- [TEXT SECTION]:
At a time when a number of investment managers are selling loan portfolios to recoup whatever they can, BlueMountain Capital Management, a privately owned investment management firm, has launched the BlueMountain Corporate Loan Fund, a fund that will focus on distressed U.S. leveraged loans.

The fund will be the first in a series of new vehicles that BlueMountain plans to launch this year that will focus on the dislocation in capital market.

These funds will be designed to “encompass a variety of long-only and relative-value strategies, including bond basis and capital structure arbitrage, with underlying instruments spanning corporate loans, bonds, and ABS,” the company said in a release.

“In today’s extremely stressed market conditions, deleveraging and redemptions have resulted in higher quality assets trading below fundamental value due to indiscriminate liquidations, creating outstanding opportunities in asset classes such as corporate loans and bonds,” Stephen Siderow, BlueMountain’s president, said in the release. “While the market dislocation may not be resolved soon, with patient capital and careful credit selection, these asset classes will generate superior returns over the next three to five years.”

The BlueMountain fund will not use borrowed money to boost returns, and the firm will charge a performance fee based on “realized” cash distributions, rather than mark-to-market gains.

BlueMountain will only be paid after all principal has been returned to investors, and the firm can unwind the fund when the dislocation in the market ends. Investors have the option of leaving the fund anytime after a two-year initial commitment.

Additionally, the fund “will provide full instrument level transparency” to investors in monthly reports, the company said.

The fund was started with money from London-based clients, including solvency manager Cardano and BlueMountain employees.

A spokesman said the firm has raised more than $100 million for the new fund, but declined to be more specific.

BlueMountain oversees approximately $4.6 billion. It runs three CLOs in addition to a number of funds, including the Defensive Credit Fund, a separately managed account with approximately $800 million under management.

BlueMountain’s credit team is led by Derek Smith, the former head of U.S. and European investment-grade and high yield trading at Deutsche Bank, and before that head of U.S. investment-grade credit trading at Goldman Sachs.

- [BRIEF 1]:
Copy from the article on BlueMountain's new loan fund, from "These funds will" up to and including "in a release.", without changes.
- [BRIEF 2]:
In the article on BlueMountain's new loan fund, recast the paragraph that begins "BlueMountain will only be paid" as a short bulleted list that keeps its main facts.

- [DATASET EXTRACT]:
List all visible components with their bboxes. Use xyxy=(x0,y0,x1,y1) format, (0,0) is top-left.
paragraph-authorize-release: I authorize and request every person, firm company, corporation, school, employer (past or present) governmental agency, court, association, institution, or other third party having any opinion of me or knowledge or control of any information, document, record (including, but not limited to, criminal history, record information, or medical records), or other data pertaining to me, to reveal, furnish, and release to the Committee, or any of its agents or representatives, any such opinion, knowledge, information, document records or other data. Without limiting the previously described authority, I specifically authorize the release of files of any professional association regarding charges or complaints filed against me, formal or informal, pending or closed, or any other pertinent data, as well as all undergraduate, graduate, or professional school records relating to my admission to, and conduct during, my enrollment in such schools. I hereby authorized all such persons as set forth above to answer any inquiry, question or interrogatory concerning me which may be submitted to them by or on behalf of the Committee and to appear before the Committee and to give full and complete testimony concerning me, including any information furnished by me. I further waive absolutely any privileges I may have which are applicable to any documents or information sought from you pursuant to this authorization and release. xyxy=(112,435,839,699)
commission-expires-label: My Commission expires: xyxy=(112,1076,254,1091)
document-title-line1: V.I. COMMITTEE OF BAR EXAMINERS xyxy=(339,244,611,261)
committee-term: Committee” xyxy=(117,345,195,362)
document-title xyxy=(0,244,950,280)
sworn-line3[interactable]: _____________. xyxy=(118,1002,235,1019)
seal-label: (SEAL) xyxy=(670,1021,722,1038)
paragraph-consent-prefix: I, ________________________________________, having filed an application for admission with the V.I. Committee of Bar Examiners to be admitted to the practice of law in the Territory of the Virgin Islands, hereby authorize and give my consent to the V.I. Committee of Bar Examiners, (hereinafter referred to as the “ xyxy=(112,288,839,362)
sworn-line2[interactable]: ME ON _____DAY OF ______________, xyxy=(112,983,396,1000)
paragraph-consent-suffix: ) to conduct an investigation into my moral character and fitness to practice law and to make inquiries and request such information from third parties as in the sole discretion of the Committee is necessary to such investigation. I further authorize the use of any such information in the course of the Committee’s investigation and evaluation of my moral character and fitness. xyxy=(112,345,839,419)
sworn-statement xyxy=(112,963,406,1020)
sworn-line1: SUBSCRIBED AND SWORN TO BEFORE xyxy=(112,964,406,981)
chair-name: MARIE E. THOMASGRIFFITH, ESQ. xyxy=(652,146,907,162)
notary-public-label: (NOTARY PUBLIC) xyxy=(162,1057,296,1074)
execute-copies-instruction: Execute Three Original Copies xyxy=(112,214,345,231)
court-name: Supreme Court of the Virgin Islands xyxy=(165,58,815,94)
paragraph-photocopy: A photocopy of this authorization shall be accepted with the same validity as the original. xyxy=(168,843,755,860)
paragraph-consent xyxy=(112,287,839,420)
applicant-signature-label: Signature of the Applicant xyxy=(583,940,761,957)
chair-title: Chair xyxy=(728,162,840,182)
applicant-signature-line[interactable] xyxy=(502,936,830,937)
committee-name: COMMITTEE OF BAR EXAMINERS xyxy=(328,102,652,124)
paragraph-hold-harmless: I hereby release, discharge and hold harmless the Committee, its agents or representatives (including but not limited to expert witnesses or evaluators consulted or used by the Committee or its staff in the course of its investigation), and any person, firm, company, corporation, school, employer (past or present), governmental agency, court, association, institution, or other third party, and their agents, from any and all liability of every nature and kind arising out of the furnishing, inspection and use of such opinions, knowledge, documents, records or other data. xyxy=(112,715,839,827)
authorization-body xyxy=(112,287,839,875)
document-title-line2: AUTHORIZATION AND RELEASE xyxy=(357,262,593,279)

- [REPLY 1]:
These funds will be designed to “encompass a variety of long-only and relative-value strategies, including bond basis and capital structure arbitrage, with underlying instruments spanning corporate loans, bonds, and ABS,” the company said in a release.

- [REPLY 2]:
- BlueMountain gets paid only after investors have received all their principal back.
- The firm may unwind the fund once the market dislocation ends.
- Investors can exit at any time after a two-year initial commitment.